## BEGIN ITEMS
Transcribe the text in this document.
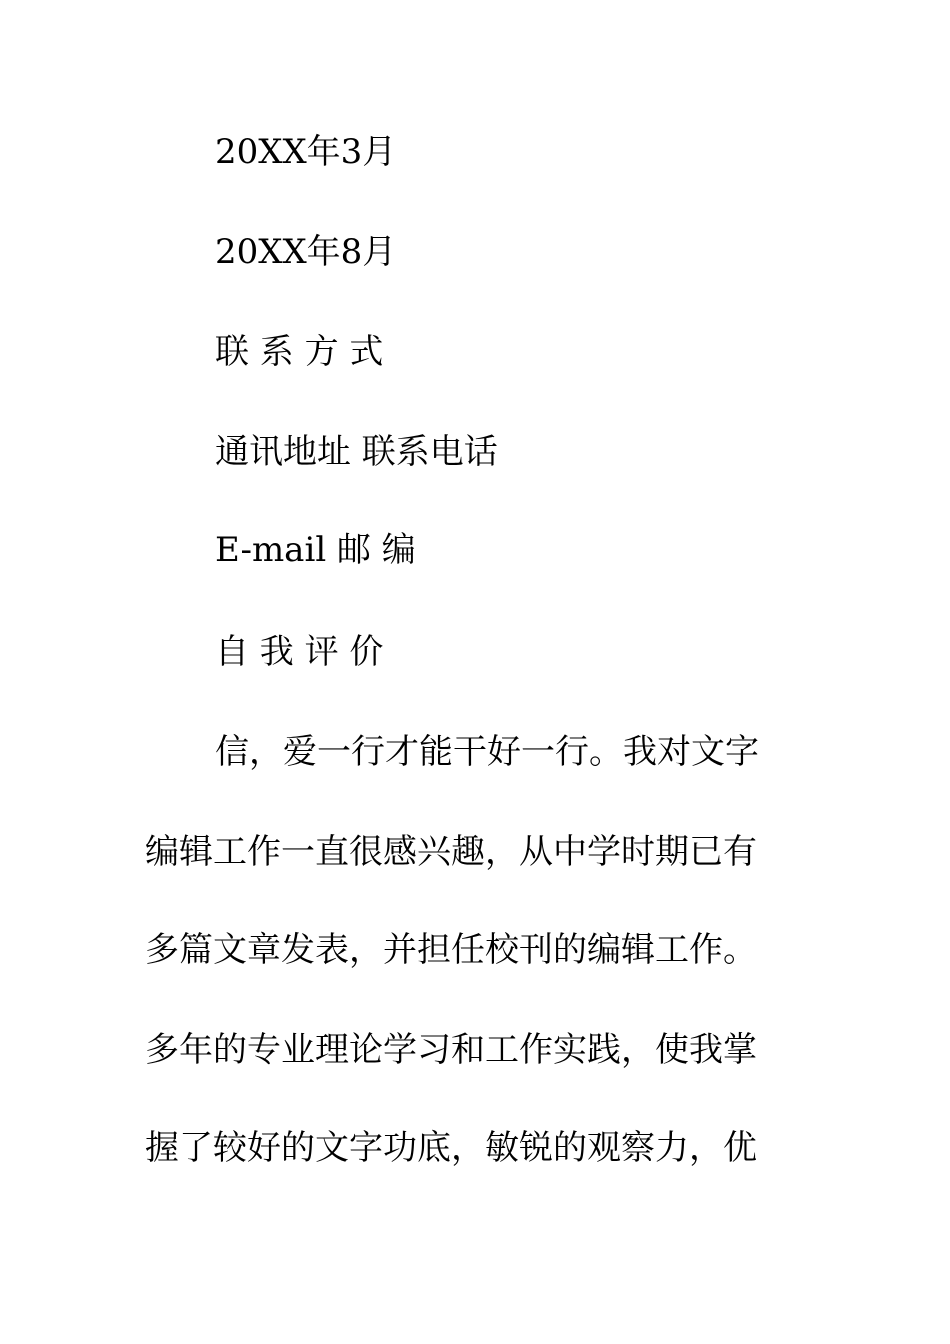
20XX年3月
20XX年8月
联 系 方 式
通讯地址 联系电话
E-mail 邮 编
自 我 评 价
信，爱一行才能干好一行。我对文字
编辑工作一直很感兴趣，从中学时期已有
多篇文章发表，并担任校刊的编辑工作。
多年的专业理论学习和工作实践，使我掌
握了较好的文字功底，敏锐的观察力，优
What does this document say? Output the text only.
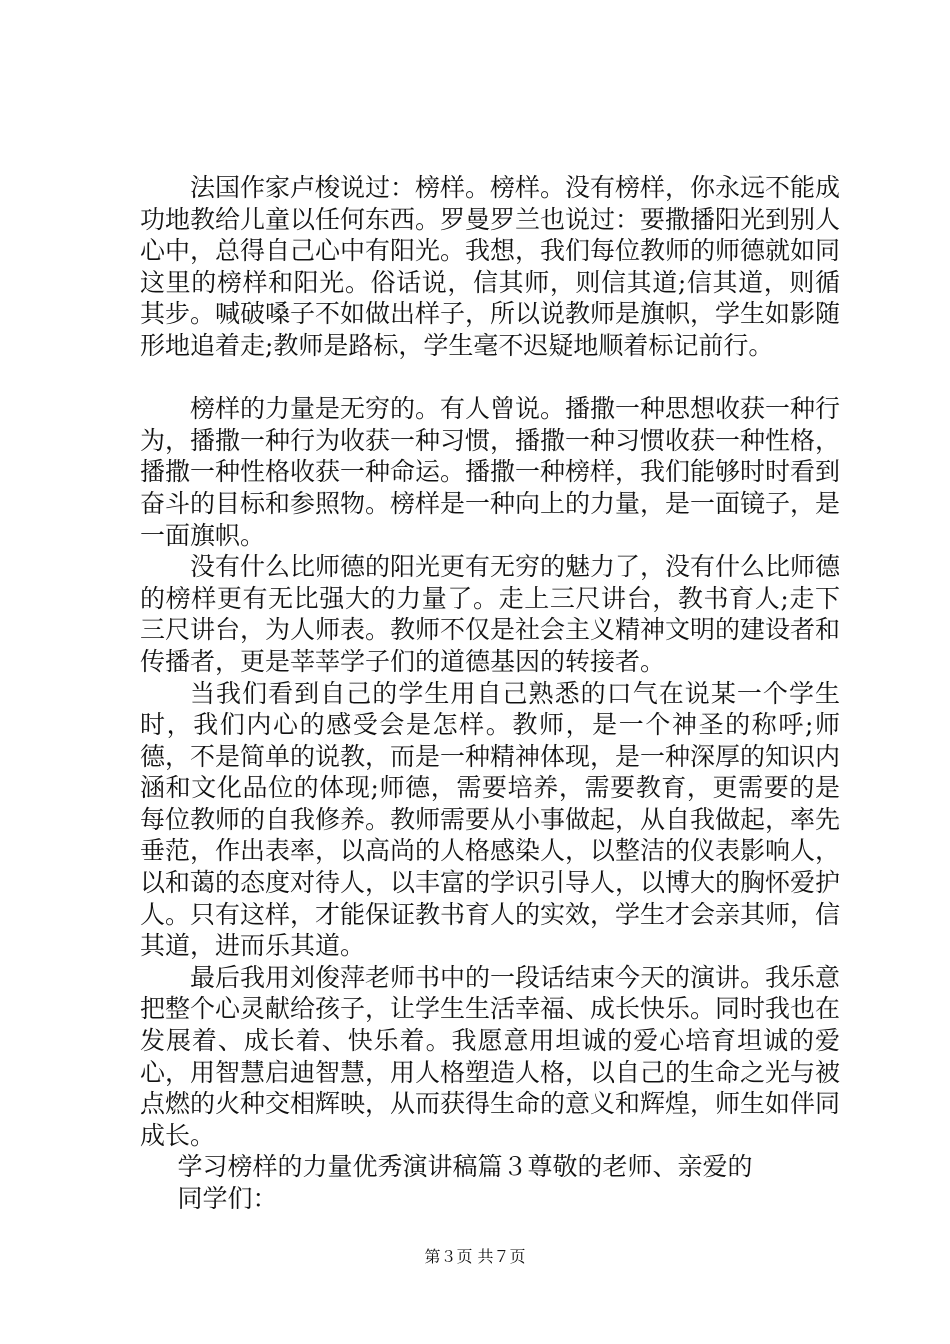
法国作家卢梭说过：榜样。榜样。没有榜样，你永远不能成功地教给儿童以任何东西。罗曼罗兰也说过：要撒播阳光到别人心中，总得自己心中有阳光。我想，我们每位教师的师德就如同这里的榜样和阳光。俗话说，信其师，则信其道;信其道，则循其步。喊破嗓子不如做出样子，所以说教师是旗帜，学生如影随形地追着走;教师是路标，学生毫不迟疑地顺着标记前行。

榜样的力量是无穷的。有人曾说。播撒一种思想收获一种行为，播撒一种行为收获一种习惯，播撒一种习惯收获一种性格，播撒一种性格收获一种命运。播撒一种榜样，我们能够时时看到奋斗的目标和参照物。榜样是一种向上的力量，是一面镜子，是一面旗帜。

没有什么比师德的阳光更有无穷的魅力了，没有什么比师德的榜样更有无比强大的力量了。走上三尺讲台，教书育人;走下三尺讲台，为人师表。教师不仅是社会主义精神文明的建设者和传播者，更是莘莘学子们的道德基因的转接者。

当我们看到自己的学生用自己熟悉的口气在说某一个学生时，我们内心的感受会是怎样。教师，是一个神圣的称呼;师德，不是简单的说教，而是一种精神体现，是一种深厚的知识内涵和文化品位的体现;师德，需要培养，需要教育，更需要的是每位教师的自我修养。教师需要从小事做起，从自我做起，率先垂范，作出表率，以高尚的人格感染人，以整洁的仪表影响人，以和蔼的态度对待人，以丰富的学识引导人，以博大的胸怀爱护人。只有这样，才能保证教书育人的实效，学生才会亲其师，信其道，进而乐其道。

最后我用刘俊萍老师书中的一段话结束今天的演讲。我乐意把整个心灵献给孩子，让学生生活幸福、成长快乐。同时我也在发展着、成长着、快乐着。我愿意用坦诚的爱心培育坦诚的爱心，用智慧启迪智慧，用人格塑造人格，以自己的生命之光与被点燃的火种交相辉映，从而获得生命的意义和辉煌，师生如伴同成长。

学习榜样的力量优秀演讲稿篇３尊敬的老师、亲爱的

同学们：

第３页 共７页
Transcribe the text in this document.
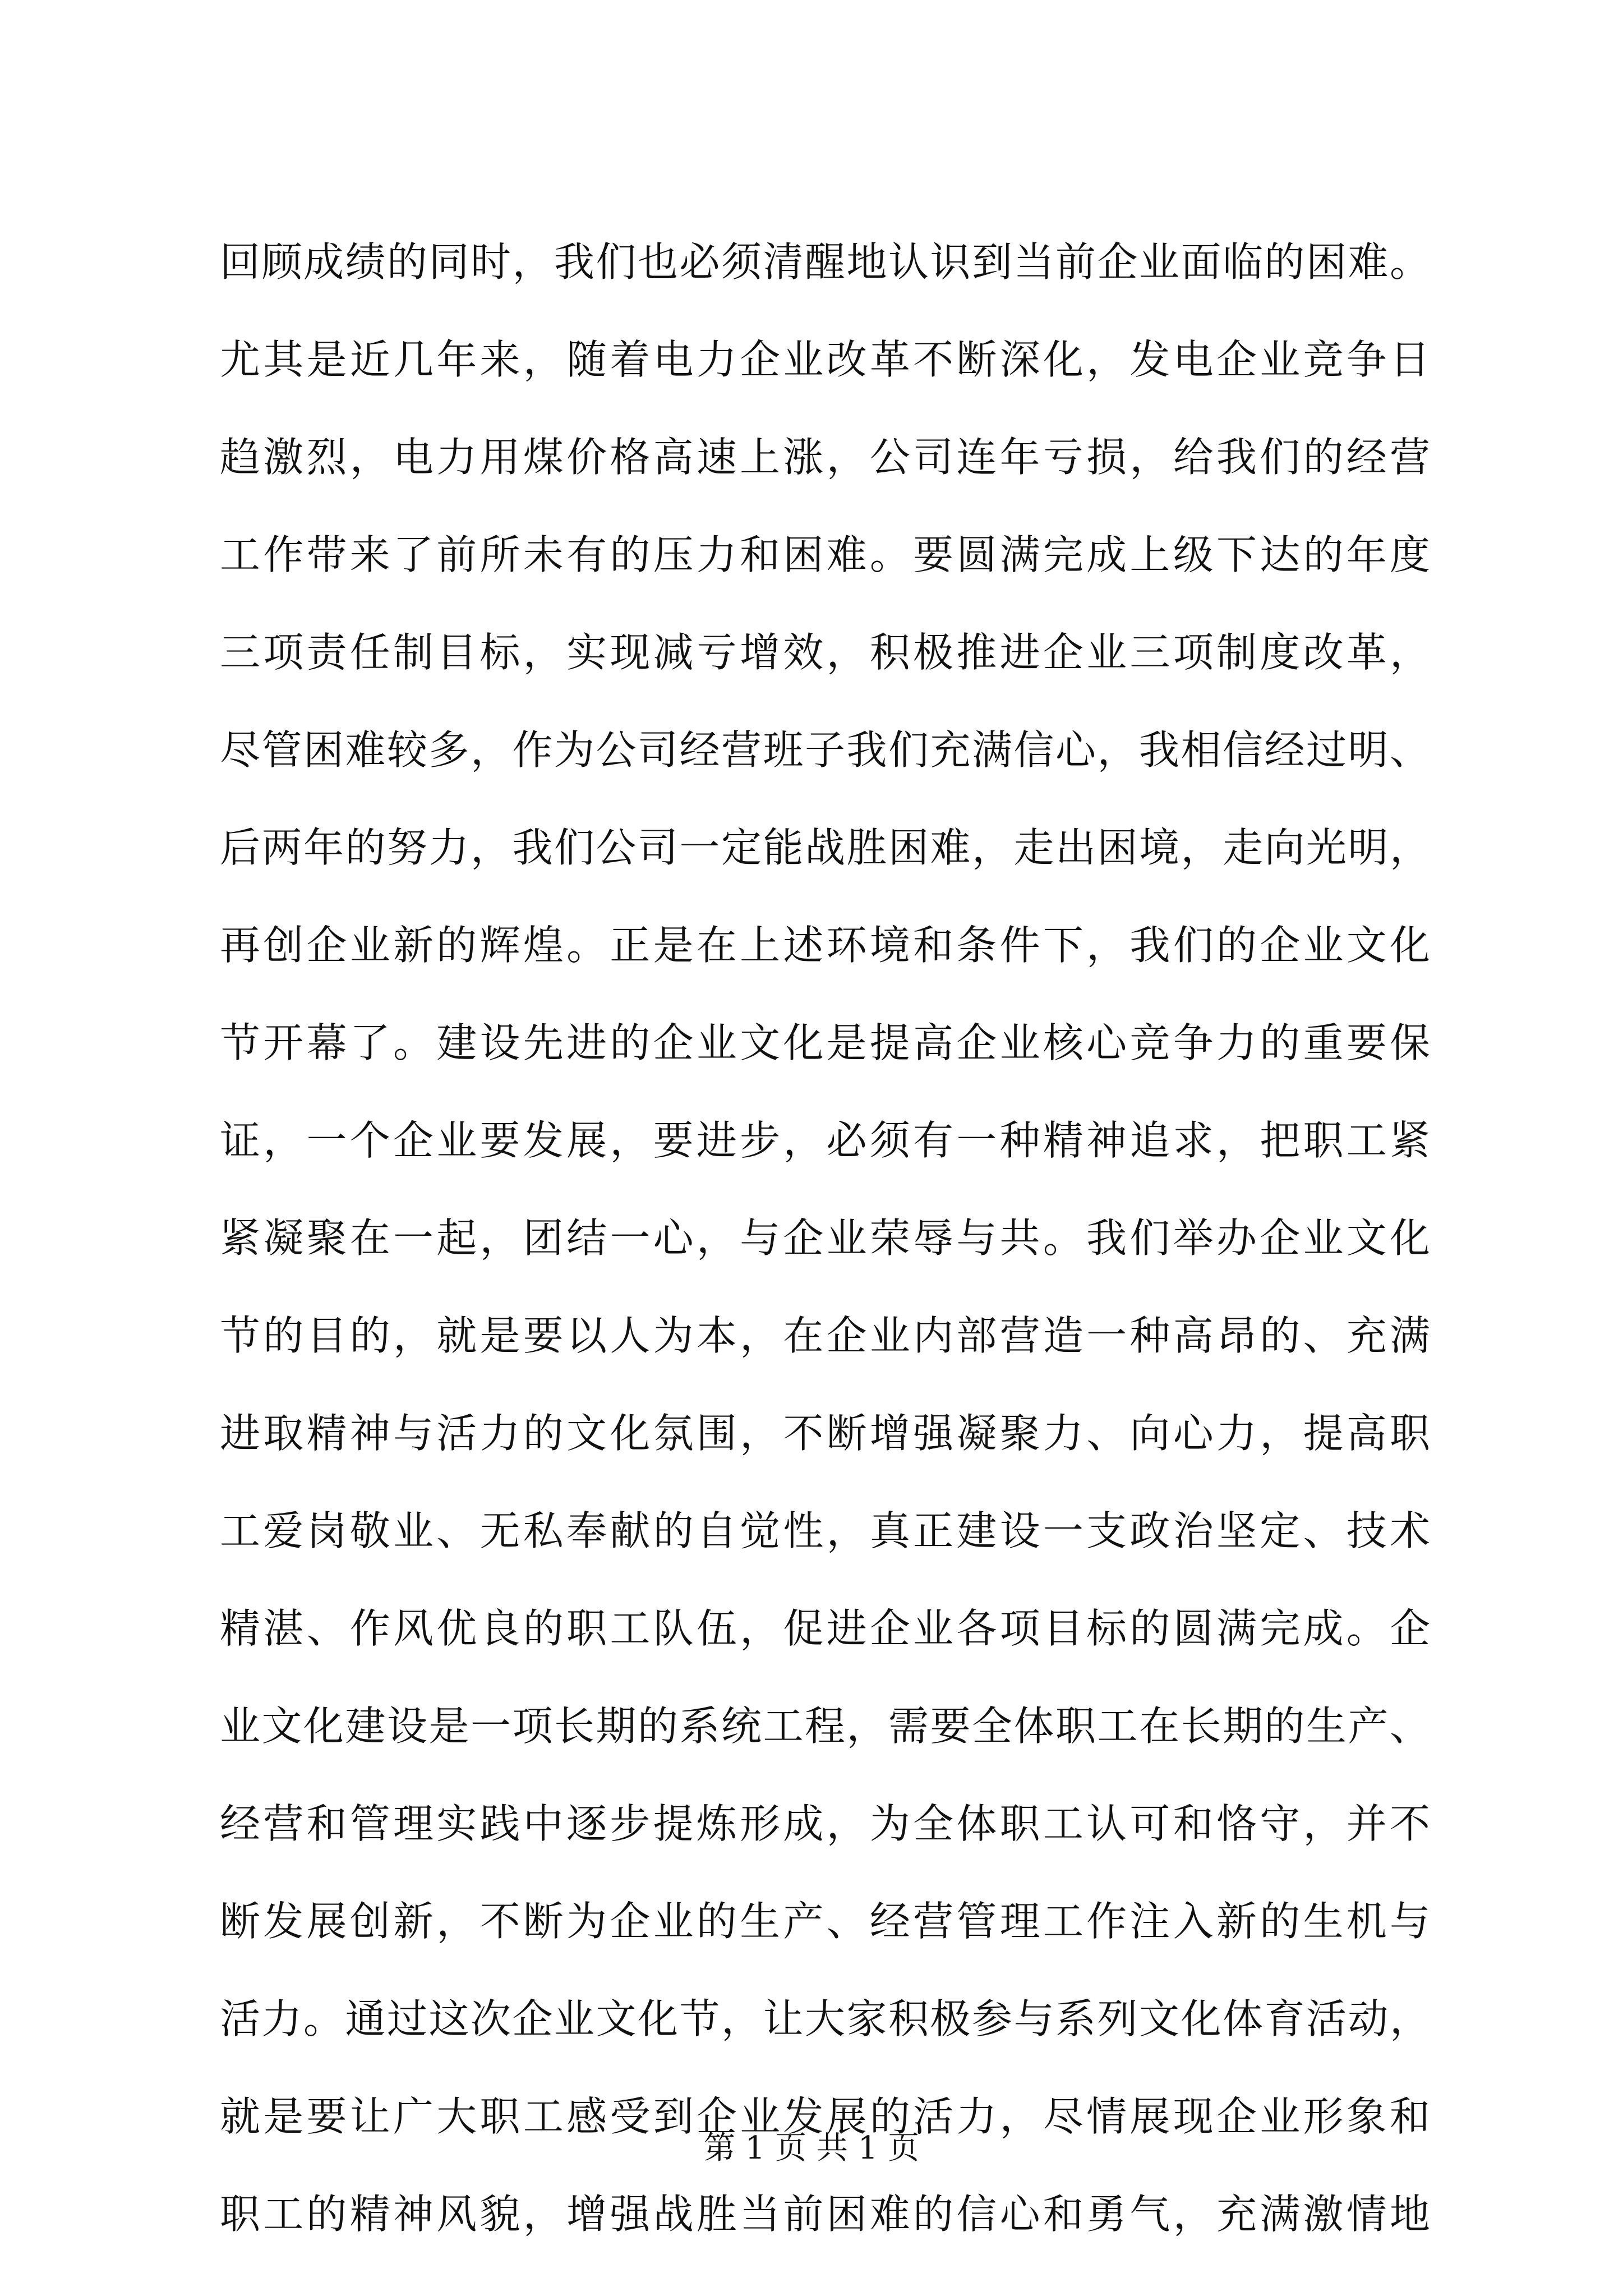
回顾成绩的同时，我们也必须清醒地认识到当前企业面临的困难。
尤其是近几年来，随着电力企业改革不断深化，发电企业竞争日
趋激烈，电力用煤价格高速上涨，公司连年亏损，给我们的经营
工作带来了前所未有的压力和困难。要圆满完成上级下达的年度
三项责任制目标，实现减亏增效，积极推进企业三项制度改革，
尽管困难较多，作为公司经营班子我们充满信心，我相信经过明、
后两年的努力，我们公司一定能战胜困难，走出困境，走向光明，
再创企业新的辉煌。正是在上述环境和条件下，我们的企业文化
节开幕了。建设先进的企业文化是提高企业核心竞争力的重要保
证，一个企业要发展，要进步，必须有一种精神追求，把职工紧
紧凝聚在一起，团结一心，与企业荣辱与共。我们举办企业文化
节的目的，就是要以人为本，在企业内部营造一种高昂的、充满
进取精神与活力的文化氛围，不断增强凝聚力、向心力，提高职
工爱岗敬业、无私奉献的自觉性，真正建设一支政治坚定、技术
精湛、作风优良的职工队伍，促进企业各项目标的圆满完成。企
业文化建设是一项长期的系统工程，需要全体职工在长期的生产、
经营和管理实践中逐步提炼形成，为全体职工认可和恪守，并不
断发展创新，不断为企业的生产、经营管理工作注入新的生机与
活力。通过这次企业文化节，让大家积极参与系列文化体育活动，
就是要让广大职工感受到企业发展的活力，尽情展现企业形象和
职工的精神风貌，增强战胜当前困难的信心和勇气，充满激情地
第 1 页 共 1 页
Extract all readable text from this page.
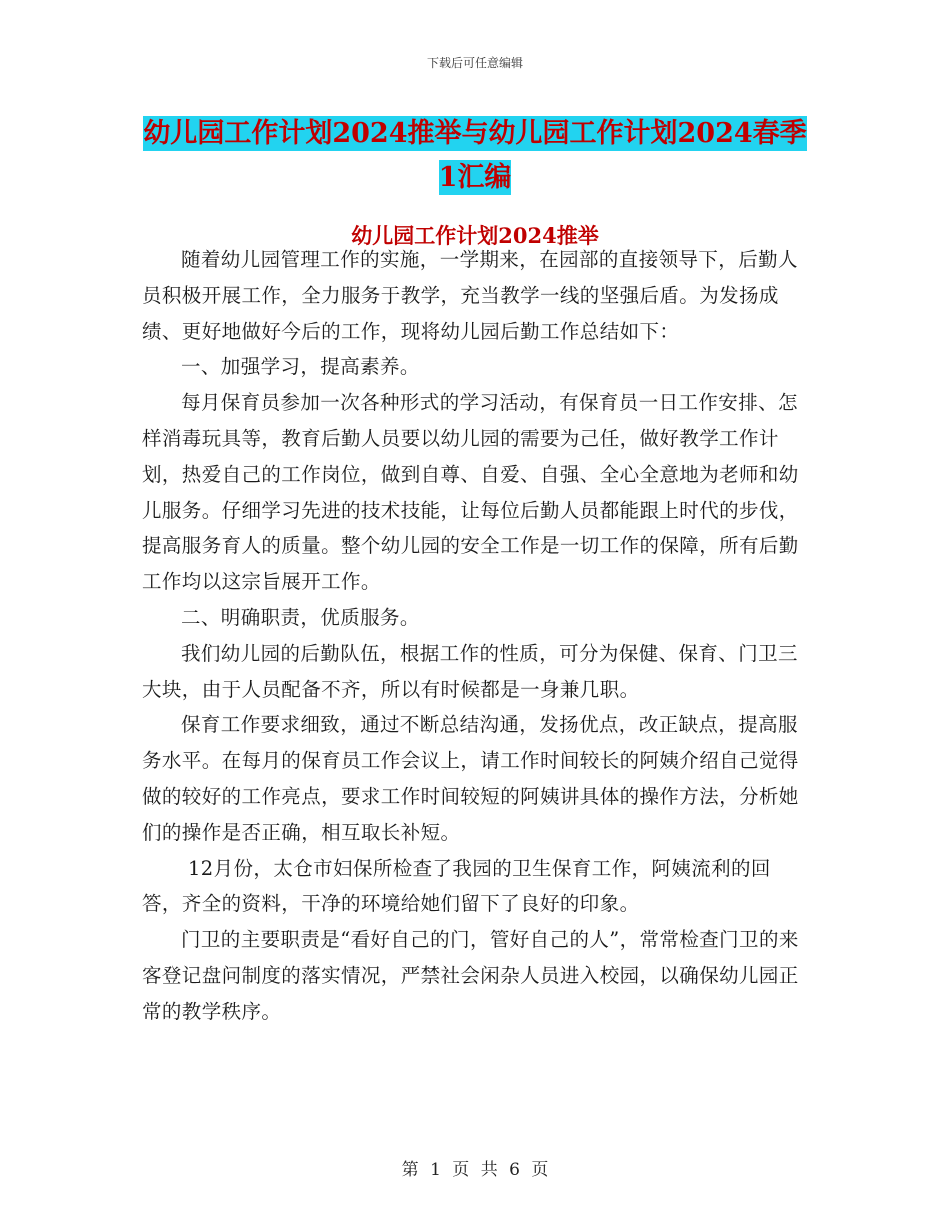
下载后可任意编辑
幼儿园工作计划2024推举与幼儿园工作计划2024春季1汇编
幼儿园工作计划2024推举

随着幼儿园管理工作的实施，一学期来，在园部的直接领导下，后勤人员积极开展工作，全力服务于教学，充当教学一线的坚强后盾。为发扬成绩、更好地做好今后的工作，现将幼儿园后勤工作总结如下：

一、加强学习，提高素养。

每月保育员参加一次各种形式的学习活动，有保育员一日工作安排、怎样消毒玩具等，教育后勤人员要以幼儿园的需要为己任，做好教学工作计划，热爱自己的工作岗位，做到自尊、自爱、自强、全心全意地为老师和幼儿服务。仔细学习先进的技术技能，让每位后勤人员都能跟上时代的步伐，提高服务育人的质量。整个幼儿园的安全工作是一切工作的保障，所有后勤工作均以这宗旨展开工作。

二、明确职责，优质服务。

我们幼儿园的后勤队伍，根据工作的性质，可分为保健、保育、门卫三大块，由于人员配备不齐，所以有时候都是一身兼几职。

保育工作要求细致，通过不断总结沟通，发扬优点，改正缺点，提高服务水平。在每月的保育员工作会议上，请工作时间较长的阿姨介绍自己觉得做的较好的工作亮点，要求工作时间较短的阿姨讲具体的操作方法，分析她们的操作是否正确，相互取长补短。

12月份，太仓市妇保所检查了我园的卫生保育工作，阿姨流利的回答，齐全的资料，干净的环境给她们留下了良好的印象。

门卫的主要职责是“看好自己的门，管好自己的人”，常常检查门卫的来客登记盘问制度的落实情况，严禁社会闲杂人员进入校园，以确保幼儿园正常的教学秩序。

第 1 页 共 6 页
## END ITEMS
■ GIVEN EXERCISE ■
State the number of lines in these entries that include the string "text". Provide nothing beyond that number.

■ ANSWER TO THIS PROBLEM ■
4